▶ _Dataset items_:
—————

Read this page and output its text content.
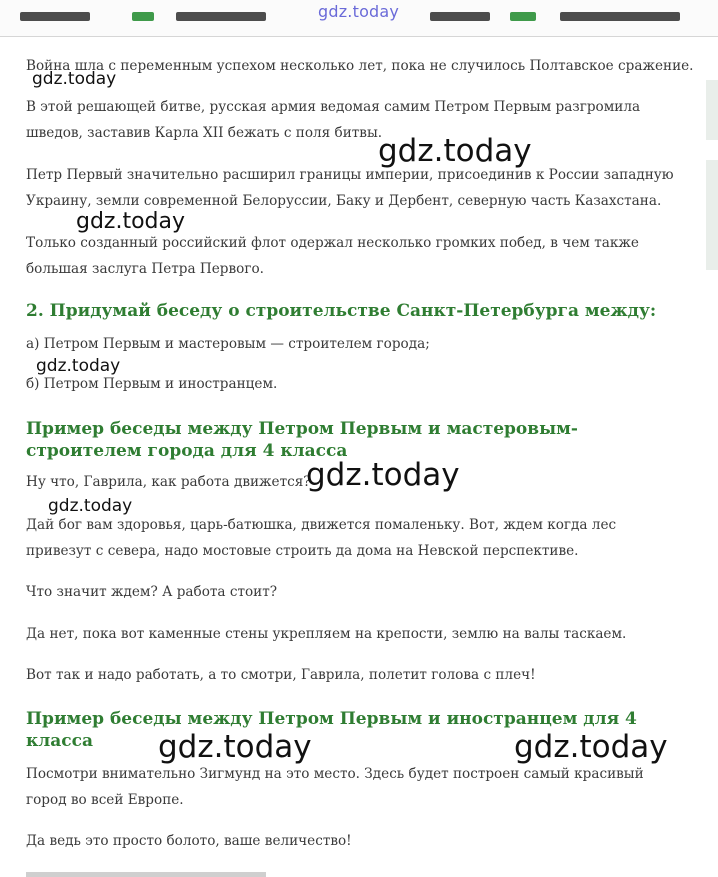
gdz.today

Война шла с переменным успехом несколько лет, пока не случилось Полтавское сражение.

В этой решающей битве, русская армия ведомая самим Петром Первым разгромила

шведов, заставив Карла XII бежать с поля битвы.

Петр Первый значительно расширил границы империи, присоединив к России западную

Украину, земли современной Белоруссии, Баку и Дербент, северную часть Казахстана.

Только созданный российский флот одержал несколько громких побед, в чем также

большая заслуга Петра Первого.

2. Придумай беседу о строительстве Санкт-Петербурга между:

а) Петром Первым и мастеровым — строителем города;

б) Петром Первым и иностранцем.

Пример беседы между Петром Первым и мастеровым-
строителем города для 4 класса

Ну что, Гаврила, как работа движется?

Дай бог вам здоровья, царь-батюшка, движется помаленьку. Вот, ждем когда лес

привезут с севера, надо мостовые строить да дома на Невской перспективе.

Что значит ждем? А работа стоит?

Да нет, пока вот каменные стены укрепляем на крепости, землю на валы таскаем.

Вот так и надо работать, а то смотри, Гаврила, полетит голова с плеч!

Пример беседы между Петром Первым и иностранцем для 4
класса

Посмотри внимательно Зигмунд на это место. Здесь будет построен самый красивый

город во всей Европе.

Да ведь это просто болото, ваше величество!

gdz.today
gdz.today
gdz.today
gdz.today
gdz.today
gdz.today
gdz.today	gdz.today
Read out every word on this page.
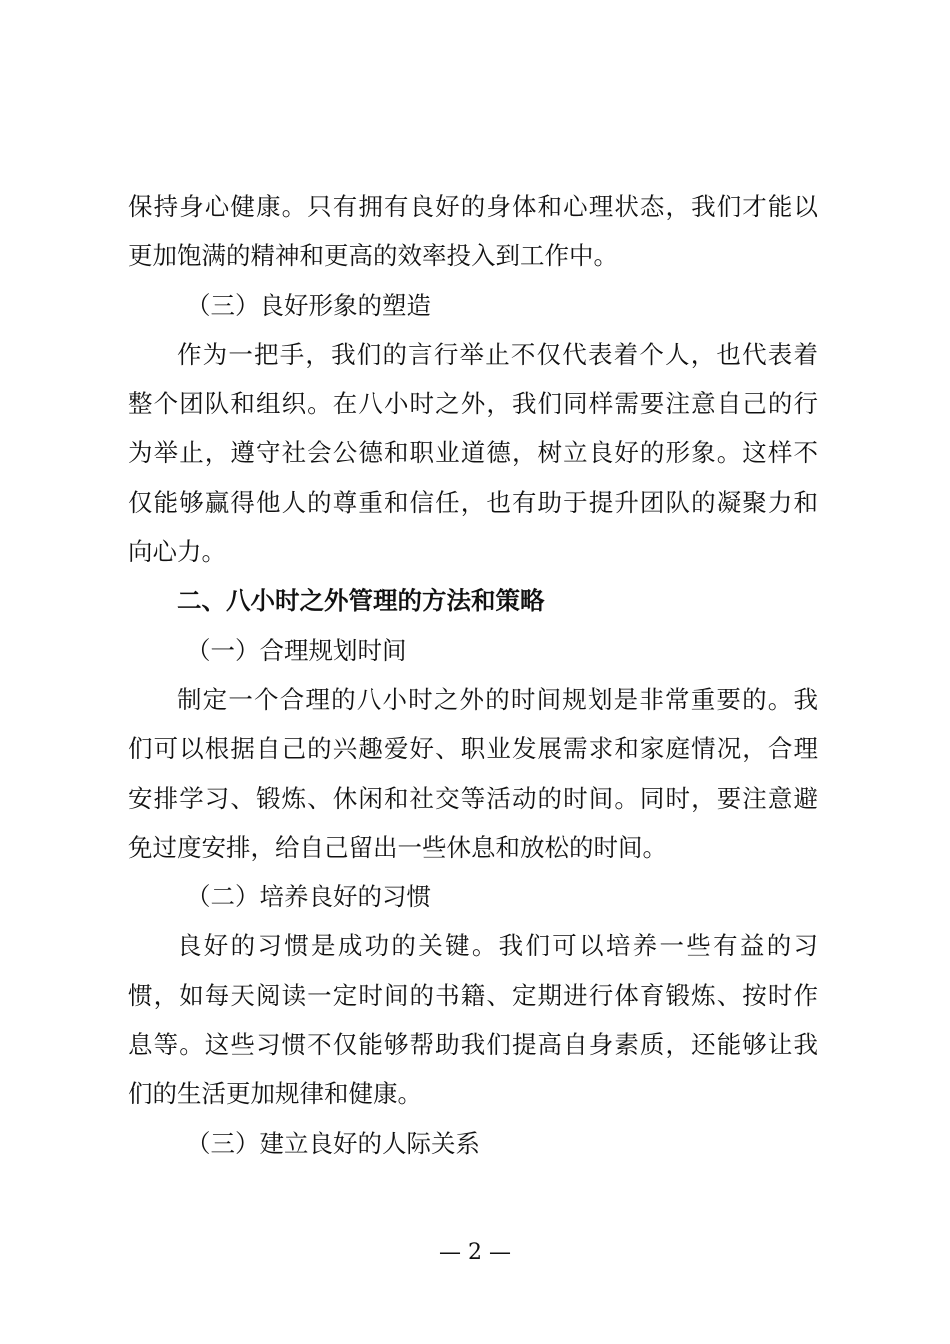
保持身心健康。只有拥有良好的身体和心理状态，我们才能以
更加饱满的精神和更高的效率投入到工作中。
（三）良好形象的塑造
作为一把手，我们的言行举止不仅代表着个人，也代表着
整个团队和组织。在八小时之外，我们同样需要注意自己的行
为举止，遵守社会公德和职业道德，树立良好的形象。这样不
仅能够赢得他人的尊重和信任，也有助于提升团队的凝聚力和
向心力。
二、八小时之外管理的方法和策略
（一）合理规划时间
制定一个合理的八小时之外的时间规划是非常重要的。我
们可以根据自己的兴趣爱好、职业发展需求和家庭情况，合理
安排学习、锻炼、休闲和社交等活动的时间。同时，要注意避
免过度安排，给自己留出一些休息和放松的时间。
（二）培养良好的习惯
良好的习惯是成功的关键。我们可以培养一些有益的习
惯，如每天阅读一定时间的书籍、定期进行体育锻炼、按时作
息等。这些习惯不仅能够帮助我们提高自身素质，还能够让我
们的生活更加规律和健康。
（三）建立良好的人际关系
— 2 —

—————

▶ _WRITTEN INSTRUCTION_: Using the records above, select and copy every line that has the word "класса".

▶ _EXERCISE OUTPUT_:
строителем города для 4 класса
класса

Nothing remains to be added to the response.